━━━━━ Entries supplied ━━━━━

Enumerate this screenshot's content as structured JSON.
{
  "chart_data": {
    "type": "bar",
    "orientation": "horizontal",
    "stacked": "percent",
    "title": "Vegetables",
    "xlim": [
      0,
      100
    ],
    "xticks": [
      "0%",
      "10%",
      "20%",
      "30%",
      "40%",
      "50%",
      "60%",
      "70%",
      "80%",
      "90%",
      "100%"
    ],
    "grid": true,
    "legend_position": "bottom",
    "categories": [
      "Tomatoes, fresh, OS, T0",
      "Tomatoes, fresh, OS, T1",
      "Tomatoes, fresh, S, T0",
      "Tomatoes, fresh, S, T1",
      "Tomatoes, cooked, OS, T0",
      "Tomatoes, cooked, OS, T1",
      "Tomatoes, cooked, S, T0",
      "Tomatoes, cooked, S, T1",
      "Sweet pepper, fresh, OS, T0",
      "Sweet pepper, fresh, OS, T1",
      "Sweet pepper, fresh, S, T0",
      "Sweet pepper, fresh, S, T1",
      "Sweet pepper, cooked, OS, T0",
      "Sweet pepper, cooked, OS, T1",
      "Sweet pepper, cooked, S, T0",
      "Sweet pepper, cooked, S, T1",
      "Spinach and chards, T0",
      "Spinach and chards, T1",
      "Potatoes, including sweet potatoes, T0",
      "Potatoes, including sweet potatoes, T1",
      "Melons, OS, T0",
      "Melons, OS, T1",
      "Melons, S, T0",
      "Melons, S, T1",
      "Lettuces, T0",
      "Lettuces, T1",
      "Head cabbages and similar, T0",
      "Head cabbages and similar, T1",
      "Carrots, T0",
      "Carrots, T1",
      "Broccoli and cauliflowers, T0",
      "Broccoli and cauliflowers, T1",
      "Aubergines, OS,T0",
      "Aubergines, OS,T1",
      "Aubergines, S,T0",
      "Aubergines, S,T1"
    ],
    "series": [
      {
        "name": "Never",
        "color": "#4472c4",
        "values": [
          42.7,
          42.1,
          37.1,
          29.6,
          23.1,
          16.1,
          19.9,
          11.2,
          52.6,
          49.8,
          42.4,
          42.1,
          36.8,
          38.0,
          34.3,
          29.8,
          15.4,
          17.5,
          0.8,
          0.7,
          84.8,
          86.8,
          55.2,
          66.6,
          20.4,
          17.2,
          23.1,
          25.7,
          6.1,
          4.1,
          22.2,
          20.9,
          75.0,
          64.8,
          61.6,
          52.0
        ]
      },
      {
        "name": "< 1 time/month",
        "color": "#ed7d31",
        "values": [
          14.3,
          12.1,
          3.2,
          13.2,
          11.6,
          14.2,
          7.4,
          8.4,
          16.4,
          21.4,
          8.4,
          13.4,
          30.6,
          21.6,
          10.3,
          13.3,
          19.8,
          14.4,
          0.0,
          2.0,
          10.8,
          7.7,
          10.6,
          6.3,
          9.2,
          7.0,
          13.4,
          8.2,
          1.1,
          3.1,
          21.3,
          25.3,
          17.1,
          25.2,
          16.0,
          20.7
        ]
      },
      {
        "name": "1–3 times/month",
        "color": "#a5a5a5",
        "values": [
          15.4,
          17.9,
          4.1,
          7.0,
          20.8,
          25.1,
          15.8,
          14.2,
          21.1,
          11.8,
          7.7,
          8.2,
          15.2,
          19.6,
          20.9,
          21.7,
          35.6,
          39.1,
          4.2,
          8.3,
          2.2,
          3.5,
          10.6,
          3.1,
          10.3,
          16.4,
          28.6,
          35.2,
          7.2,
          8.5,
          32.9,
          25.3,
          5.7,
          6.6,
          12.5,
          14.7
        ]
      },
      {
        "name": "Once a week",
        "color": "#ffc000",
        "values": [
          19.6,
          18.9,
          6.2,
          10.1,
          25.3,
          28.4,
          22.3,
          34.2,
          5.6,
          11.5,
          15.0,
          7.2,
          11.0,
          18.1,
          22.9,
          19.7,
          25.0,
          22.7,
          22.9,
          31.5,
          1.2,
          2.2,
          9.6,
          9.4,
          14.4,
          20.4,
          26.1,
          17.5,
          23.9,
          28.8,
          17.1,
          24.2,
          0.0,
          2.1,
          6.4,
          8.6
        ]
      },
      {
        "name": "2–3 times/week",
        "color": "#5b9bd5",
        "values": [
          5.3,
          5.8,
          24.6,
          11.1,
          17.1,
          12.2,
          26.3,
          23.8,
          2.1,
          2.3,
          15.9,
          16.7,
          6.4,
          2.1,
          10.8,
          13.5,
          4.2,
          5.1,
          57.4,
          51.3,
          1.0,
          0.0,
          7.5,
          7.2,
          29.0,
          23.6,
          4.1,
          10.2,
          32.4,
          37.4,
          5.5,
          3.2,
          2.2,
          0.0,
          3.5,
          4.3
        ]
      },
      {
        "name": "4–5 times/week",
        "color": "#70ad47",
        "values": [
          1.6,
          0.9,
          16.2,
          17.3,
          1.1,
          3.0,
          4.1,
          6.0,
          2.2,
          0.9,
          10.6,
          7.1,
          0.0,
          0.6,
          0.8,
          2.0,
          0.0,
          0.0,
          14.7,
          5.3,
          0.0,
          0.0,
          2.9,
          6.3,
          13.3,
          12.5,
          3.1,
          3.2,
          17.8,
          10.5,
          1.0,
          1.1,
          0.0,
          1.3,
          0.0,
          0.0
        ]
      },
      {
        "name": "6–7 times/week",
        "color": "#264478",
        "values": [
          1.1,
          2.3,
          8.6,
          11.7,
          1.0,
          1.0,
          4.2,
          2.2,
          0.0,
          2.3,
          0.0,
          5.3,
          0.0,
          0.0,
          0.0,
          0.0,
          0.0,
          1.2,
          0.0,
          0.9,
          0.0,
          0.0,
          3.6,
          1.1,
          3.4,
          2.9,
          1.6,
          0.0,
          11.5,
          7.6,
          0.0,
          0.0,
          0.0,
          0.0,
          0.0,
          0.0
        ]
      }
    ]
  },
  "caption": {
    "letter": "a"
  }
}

━━━━━

Nothing in the data may differ; print all of it exactly as written.

Enumerate this screenshot's content as structured JSON.
{
  "chart_data": {
    "type": "bar",
    "orientation": "horizontal",
    "stacked": "percent",
    "title": "Vegetables",
    "xlim": [
      0,
      100
    ],
    "xticks": [
      "0%",
      "10%",
      "20%",
      "30%",
      "40%",
      "50%",
      "60%",
      "70%",
      "80%",
      "90%",
      "100%"
    ],
    "grid": true,
    "legend_position": "bottom",
    "categories": [
      "Tomatoes, fresh, OS, T0",
      "Tomatoes, fresh, OS, T1",
      "Tomatoes, fresh, S, T0",
      "Tomatoes, fresh, S, T1",
      "Tomatoes, cooked, OS, T0",
      "Tomatoes, cooked, OS, T1",
      "Tomatoes, cooked, S, T0",
      "Tomatoes, cooked, S, T1",
      "Sweet pepper, fresh, OS, T0",
      "Sweet pepper, fresh, OS, T1",
      "Sweet pepper, fresh, S, T0",
      "Sweet pepper, fresh, S, T1",
      "Sweet pepper, cooked, OS, T0",
      "Sweet pepper, cooked, OS, T1",
      "Sweet pepper, cooked, S, T0",
      "Sweet pepper, cooked, S, T1",
      "Spinach and chards, T0",
      "Spinach and chards, T1",
      "Potatoes, including sweet potatoes, T0",
      "Potatoes, including sweet potatoes, T1",
      "Melons, OS, T0",
      "Melons, OS, T1",
      "Melons, S, T0",
      "Melons, S, T1",
      "Lettuces, T0",
      "Lettuces, T1",
      "Head cabbages and similar, T0",
      "Head cabbages and similar, T1",
      "Carrots, T0",
      "Carrots, T1",
      "Broccoli and cauliflowers, T0",
      "Broccoli and cauliflowers, T1",
      "Aubergines, OS,T0",
      "Aubergines, OS,T1",
      "Aubergines, S,T0",
      "Aubergines, S,T1"
    ],
    "series": [
      {
        "name": "Never",
        "color": "#4472c4",
        "values": [
          42.7,
          42.1,
          37.1,
          29.6,
          23.1,
          16.1,
          19.9,
          11.2,
          52.6,
          49.8,
          42.4,
          42.1,
          36.8,
          38.0,
          34.3,
          29.8,
          15.4,
          17.5,
          0.8,
          0.7,
          84.8,
          86.8,
          55.2,
          66.6,
          20.4,
          17.2,
          23.1,
          25.7,
          6.1,
          4.1,
          22.2,
          20.9,
          75.0,
          64.8,
          61.6,
          52.0
        ]
      },
      {
        "name": "< 1 time/month",
        "color": "#ed7d31",
        "values": [
          14.3,
          12.1,
          3.2,
          13.2,
          11.6,
          14.2,
          7.4,
          8.4,
          16.4,
          21.4,
          8.4,
          13.4,
          30.6,
          21.6,
          10.3,
          13.3,
          19.8,
          14.4,
          0.0,
          2.0,
          10.8,
          7.7,
          10.6,
          6.3,
          9.2,
          7.0,
          13.4,
          8.2,
          1.1,
          3.1,
          21.3,
          25.3,
          17.1,
          25.2,
          16.0,
          20.7
        ]
      },
      {
        "name": "1–3 times/month",
        "color": "#a5a5a5",
        "values": [
          15.4,
          17.9,
          4.1,
          7.0,
          20.8,
          25.1,
          15.8,
          14.2,
          21.1,
          11.8,
          7.7,
          8.2,
          15.2,
          19.6,
          20.9,
          21.7,
          35.6,
          39.1,
          4.2,
          8.3,
          2.2,
          3.5,
          10.6,
          3.1,
          10.3,
          16.4,
          28.6,
          35.2,
          7.2,
          8.5,
          32.9,
          25.3,
          5.7,
          6.6,
          12.5,
          14.7
        ]
      },
      {
        "name": "Once a week",
        "color": "#ffc000",
        "values": [
          19.6,
          18.9,
          6.2,
          10.1,
          25.3,
          28.4,
          22.3,
          34.2,
          5.6,
          11.5,
          15.0,
          7.2,
          11.0,
          18.1,
          22.9,
          19.7,
          25.0,
          22.7,
          22.9,
          31.5,
          1.2,
          2.2,
          9.6,
          9.4,
          14.4,
          20.4,
          26.1,
          17.5,
          23.9,
          28.8,
          17.1,
          24.2,
          0.0,
          2.1,
          6.4,
          8.6
        ]
      },
      {
        "name": "2–3 times/week",
        "color": "#5b9bd5",
        "values": [
          5.3,
          5.8,
          24.6,
          11.1,
          17.1,
          12.2,
          26.3,
          23.8,
          2.1,
          2.3,
          15.9,
          16.7,
          6.4,
          2.1,
          10.8,
          13.5,
          4.2,
          5.1,
          57.4,
          51.3,
          1.0,
          0.0,
          7.5,
          7.2,
          29.0,
          23.6,
          4.1,
          10.2,
          32.4,
          37.4,
          5.5,
          3.2,
          2.2,
          0.0,
          3.5,
          4.3
        ]
      },
      {
        "name": "4–5 times/week",
        "color": "#70ad47",
        "values": [
          1.6,
          0.9,
          16.2,
          17.3,
          1.1,
          3.0,
          4.1,
          6.0,
          2.2,
          0.9,
          10.6,
          7.1,
          0.0,
          0.6,
          0.8,
          2.0,
          0.0,
          0.0,
          14.7,
          5.3,
          0.0,
          0.0,
          2.9,
          6.3,
          13.3,
          12.5,
          3.1,
          3.2,
          17.8,
          10.5,
          1.0,
          1.1,
          0.0,
          1.3,
          0.0,
          0.0
        ]
      },
      {
        "name": "6–7 times/week",
        "color": "#264478",
        "values": [
          1.1,
          2.3,
          8.6,
          11.7,
          1.0,
          1.0,
          4.2,
          2.2,
          0.0,
          2.3,
          0.0,
          5.3,
          0.0,
          0.0,
          0.0,
          0.0,
          0.0,
          1.2,
          0.0,
          0.9,
          0.0,
          0.0,
          3.6,
          1.1,
          3.4,
          2.9,
          1.6,
          0.0,
          11.5,
          7.6,
          0.0,
          0.0,
          0.0,
          0.0,
          0.0,
          0.0
        ]
      }
    ]
  },
  "caption": {
    "letter": "a"
  }
}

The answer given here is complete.